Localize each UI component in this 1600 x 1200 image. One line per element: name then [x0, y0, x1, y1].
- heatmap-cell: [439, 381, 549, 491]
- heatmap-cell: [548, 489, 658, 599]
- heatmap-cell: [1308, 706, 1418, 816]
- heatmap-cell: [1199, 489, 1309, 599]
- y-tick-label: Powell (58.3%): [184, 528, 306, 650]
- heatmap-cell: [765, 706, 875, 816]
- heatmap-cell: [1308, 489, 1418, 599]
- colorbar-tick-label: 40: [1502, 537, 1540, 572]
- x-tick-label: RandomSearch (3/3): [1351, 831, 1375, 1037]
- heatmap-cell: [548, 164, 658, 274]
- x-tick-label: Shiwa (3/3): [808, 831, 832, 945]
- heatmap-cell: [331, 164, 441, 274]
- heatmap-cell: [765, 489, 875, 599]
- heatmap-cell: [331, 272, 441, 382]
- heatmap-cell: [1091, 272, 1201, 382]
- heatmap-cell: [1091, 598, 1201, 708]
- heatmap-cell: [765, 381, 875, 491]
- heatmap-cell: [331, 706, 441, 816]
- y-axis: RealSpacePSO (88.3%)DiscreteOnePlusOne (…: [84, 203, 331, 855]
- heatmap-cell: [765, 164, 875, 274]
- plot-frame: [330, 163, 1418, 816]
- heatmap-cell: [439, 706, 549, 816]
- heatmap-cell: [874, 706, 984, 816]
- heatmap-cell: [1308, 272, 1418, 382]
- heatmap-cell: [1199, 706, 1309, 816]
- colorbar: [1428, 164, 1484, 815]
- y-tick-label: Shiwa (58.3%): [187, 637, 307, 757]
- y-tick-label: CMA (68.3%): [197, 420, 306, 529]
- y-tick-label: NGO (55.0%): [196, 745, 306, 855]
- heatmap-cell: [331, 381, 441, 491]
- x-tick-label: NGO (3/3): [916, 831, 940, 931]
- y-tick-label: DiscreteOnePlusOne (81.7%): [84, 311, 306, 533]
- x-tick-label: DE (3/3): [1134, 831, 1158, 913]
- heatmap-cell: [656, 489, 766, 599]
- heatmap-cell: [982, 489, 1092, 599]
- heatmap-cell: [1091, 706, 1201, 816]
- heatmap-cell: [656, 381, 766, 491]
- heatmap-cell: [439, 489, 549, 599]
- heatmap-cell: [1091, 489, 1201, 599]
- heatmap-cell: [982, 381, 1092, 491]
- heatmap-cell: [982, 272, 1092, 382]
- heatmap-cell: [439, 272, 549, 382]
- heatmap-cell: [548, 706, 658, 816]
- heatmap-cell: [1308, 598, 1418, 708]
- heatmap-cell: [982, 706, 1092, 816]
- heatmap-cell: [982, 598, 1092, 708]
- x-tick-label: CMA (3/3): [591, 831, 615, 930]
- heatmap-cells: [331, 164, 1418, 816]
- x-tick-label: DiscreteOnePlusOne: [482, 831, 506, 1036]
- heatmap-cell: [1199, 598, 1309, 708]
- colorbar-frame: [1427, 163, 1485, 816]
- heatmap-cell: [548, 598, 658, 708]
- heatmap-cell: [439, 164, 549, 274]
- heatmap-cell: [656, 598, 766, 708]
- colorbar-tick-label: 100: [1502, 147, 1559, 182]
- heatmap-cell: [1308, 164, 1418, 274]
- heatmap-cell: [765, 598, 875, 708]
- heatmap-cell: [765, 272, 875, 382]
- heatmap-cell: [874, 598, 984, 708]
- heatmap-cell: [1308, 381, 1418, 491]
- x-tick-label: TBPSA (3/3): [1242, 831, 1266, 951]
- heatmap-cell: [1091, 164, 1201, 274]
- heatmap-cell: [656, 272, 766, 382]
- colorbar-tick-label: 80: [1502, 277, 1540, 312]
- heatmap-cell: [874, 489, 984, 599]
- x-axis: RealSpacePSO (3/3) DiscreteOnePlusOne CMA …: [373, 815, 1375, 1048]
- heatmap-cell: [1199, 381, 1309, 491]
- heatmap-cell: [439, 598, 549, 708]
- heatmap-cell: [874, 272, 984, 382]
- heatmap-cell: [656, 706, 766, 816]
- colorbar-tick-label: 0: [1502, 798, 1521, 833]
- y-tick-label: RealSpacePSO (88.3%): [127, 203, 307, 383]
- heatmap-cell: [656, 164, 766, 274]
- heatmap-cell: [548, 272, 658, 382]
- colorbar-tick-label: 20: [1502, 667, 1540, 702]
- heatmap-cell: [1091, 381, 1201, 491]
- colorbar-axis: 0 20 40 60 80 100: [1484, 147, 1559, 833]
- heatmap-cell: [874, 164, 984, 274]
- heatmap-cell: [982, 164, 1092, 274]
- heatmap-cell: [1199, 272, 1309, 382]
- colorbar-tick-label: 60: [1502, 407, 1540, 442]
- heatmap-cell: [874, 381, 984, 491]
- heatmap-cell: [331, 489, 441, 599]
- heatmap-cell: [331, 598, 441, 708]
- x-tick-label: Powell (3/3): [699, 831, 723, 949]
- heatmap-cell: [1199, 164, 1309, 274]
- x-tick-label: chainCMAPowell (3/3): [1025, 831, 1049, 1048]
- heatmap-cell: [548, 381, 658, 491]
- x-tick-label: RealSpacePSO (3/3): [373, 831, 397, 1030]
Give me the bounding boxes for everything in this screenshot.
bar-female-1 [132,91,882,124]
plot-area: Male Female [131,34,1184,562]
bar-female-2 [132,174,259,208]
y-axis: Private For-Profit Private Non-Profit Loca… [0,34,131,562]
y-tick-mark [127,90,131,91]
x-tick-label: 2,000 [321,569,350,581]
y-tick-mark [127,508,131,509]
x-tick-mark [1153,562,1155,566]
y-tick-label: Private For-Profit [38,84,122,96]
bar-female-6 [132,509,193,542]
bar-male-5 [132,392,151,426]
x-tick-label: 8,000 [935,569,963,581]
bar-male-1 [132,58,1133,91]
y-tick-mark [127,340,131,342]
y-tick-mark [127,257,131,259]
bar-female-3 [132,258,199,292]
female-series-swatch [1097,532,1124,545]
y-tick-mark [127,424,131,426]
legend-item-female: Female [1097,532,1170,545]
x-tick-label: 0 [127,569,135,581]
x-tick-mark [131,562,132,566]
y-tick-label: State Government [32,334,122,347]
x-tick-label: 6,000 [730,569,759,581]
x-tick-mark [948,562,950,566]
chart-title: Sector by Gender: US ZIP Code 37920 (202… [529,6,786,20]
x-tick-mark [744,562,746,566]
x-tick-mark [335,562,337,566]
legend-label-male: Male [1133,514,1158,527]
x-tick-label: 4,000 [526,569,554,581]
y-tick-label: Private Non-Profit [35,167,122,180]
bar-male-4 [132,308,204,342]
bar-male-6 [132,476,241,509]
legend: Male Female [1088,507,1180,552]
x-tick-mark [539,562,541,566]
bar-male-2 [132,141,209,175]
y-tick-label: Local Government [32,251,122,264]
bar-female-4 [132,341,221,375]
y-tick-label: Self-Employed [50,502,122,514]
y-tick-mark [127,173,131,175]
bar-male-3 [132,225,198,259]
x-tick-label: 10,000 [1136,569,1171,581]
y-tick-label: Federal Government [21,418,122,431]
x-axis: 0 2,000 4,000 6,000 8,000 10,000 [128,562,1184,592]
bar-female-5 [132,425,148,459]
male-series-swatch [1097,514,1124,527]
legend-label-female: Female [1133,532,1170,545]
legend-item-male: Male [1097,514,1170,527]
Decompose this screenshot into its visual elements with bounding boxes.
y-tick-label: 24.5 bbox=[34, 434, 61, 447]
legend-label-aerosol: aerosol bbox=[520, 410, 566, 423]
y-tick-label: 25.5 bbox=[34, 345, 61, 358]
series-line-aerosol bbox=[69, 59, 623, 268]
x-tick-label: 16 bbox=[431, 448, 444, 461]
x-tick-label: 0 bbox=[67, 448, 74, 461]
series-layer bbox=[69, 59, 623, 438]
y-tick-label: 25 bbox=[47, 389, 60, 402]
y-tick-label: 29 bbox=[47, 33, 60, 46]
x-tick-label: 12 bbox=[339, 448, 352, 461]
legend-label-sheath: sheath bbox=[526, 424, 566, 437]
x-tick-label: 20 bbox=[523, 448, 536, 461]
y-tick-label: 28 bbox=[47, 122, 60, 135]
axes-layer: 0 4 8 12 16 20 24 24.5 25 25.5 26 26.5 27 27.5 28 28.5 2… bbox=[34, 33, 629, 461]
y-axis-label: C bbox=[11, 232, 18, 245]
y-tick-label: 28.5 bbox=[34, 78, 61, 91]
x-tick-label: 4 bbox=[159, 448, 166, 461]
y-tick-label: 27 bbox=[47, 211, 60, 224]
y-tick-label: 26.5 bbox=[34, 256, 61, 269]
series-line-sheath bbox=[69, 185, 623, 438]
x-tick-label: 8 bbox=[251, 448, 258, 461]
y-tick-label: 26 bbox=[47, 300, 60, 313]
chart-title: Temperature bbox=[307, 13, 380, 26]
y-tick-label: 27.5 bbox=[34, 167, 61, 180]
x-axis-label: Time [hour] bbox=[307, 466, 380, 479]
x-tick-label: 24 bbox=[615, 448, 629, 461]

---

▶ [Task directions]: Recast the listing as a JSON list of strings, one string per line and blank lines left out, running from the first line of the listing through the line containing "- colorbar-frame: [1427, 163, 1485, 816]".

▶ [Completed task]:
[
  "Localize each UI component in this 1600 x 1200 image. One line per element: name then [x0, y0, x1, y1].",
  "- heatmap-cell: [439, 381, 549, 491]",
  "- heatmap-cell: [548, 489, 658, 599]",
  "- heatmap-cell: [1308, 706, 1418, 816]",
  "- heatmap-cell: [1199, 489, 1309, 599]",
  "- y-tick-label: Powell (58.3%): [184, 528, 306, 650]",
  "- heatmap-cell: [765, 706, 875, 816]",
  "- heatmap-cell: [1308, 489, 1418, 599]",
  "- colorbar-tick-label: 40: [1502, 537, 1540, 572]",
  "- x-tick-label: RandomSearch (3/3): [1351, 831, 1375, 1037]",
  "- heatmap-cell: [548, 164, 658, 274]",
  "- x-tick-label: Shiwa (3/3): [808, 831, 832, 945]",
  "- heatmap-cell: [331, 164, 441, 274]",
  "- heatmap-cell: [765, 489, 875, 599]",
  "- heatmap-cell: [331, 272, 441, 382]",
  "- heatmap-cell: [1091, 272, 1201, 382]",
  "- heatmap-cell: [1091, 598, 1201, 708]",
  "- heatmap-cell: [765, 381, 875, 491]",
  "- heatmap-cell: [331, 706, 441, 816]",
  "- y-axis: RealSpacePSO (88.3%)DiscreteOnePlusOne (…: [84, 203, 331, 855]",
  "- heatmap-cell: [765, 164, 875, 274]",
  "- plot-frame: [330, 163, 1418, 816]",
  "- heatmap-cell: [439, 706, 549, 816]",
  "- heatmap-cell: [874, 706, 984, 816]",
  "- heatmap-cell: [1308, 272, 1418, 382]",
  "- heatmap-cell: [1199, 706, 1309, 816]",
  "- colorbar: [1428, 164, 1484, 815]",
  "- y-tick-label: Shiwa (58.3%): [187, 637, 307, 757]",
  "- y-tick-label: CMA (68.3%): [197, 420, 306, 529]",
  "- y-tick-label: NGO (55.0%): [196, 745, 306, 855]",
  "- heatmap-cell: [331, 381, 441, 491]",
  "- x-tick-label: NGO (3/3): [916, 831, 940, 931]",
  "- y-tick-label: DiscreteOnePlusOne (81.7%): [84, 311, 306, 533]",
  "- x-tick-label: DE (3/3): [1134, 831, 1158, 913]",
  "- heatmap-cell: [656, 489, 766, 599]",
  "- heatmap-cell: [982, 489, 1092, 599]",
  "- heatmap-cell: [1091, 706, 1201, 816]",
  "- heatmap-cell: [656, 381, 766, 491]",
  "- heatmap-cell: [439, 489, 549, 599]",
  "- heatmap-cell: [1091, 489, 1201, 599]",
  "- heatmap-cell: [982, 381, 1092, 491]",
  "- heatmap-cell: [982, 272, 1092, 382]",
  "- heatmap-cell: [439, 272, 549, 382]",
  "- heatmap-cell: [548, 706, 658, 816]",
  "- heatmap-cell: [1308, 598, 1418, 708]",
  "- heatmap-cell: [982, 706, 1092, 816]",
  "- heatmap-cell: [982, 598, 1092, 708]",
  "- x-tick-label: CMA (3/3): [591, 831, 615, 930]",
  "- heatmap-cells: [331, 164, 1418, 816]",
  "- x-tick-label: DiscreteOnePlusOne: [482, 831, 506, 1036]",
  "- heatmap-cell: [1199, 598, 1309, 708]",
  "- colorbar-frame: [1427, 163, 1485, 816]"
]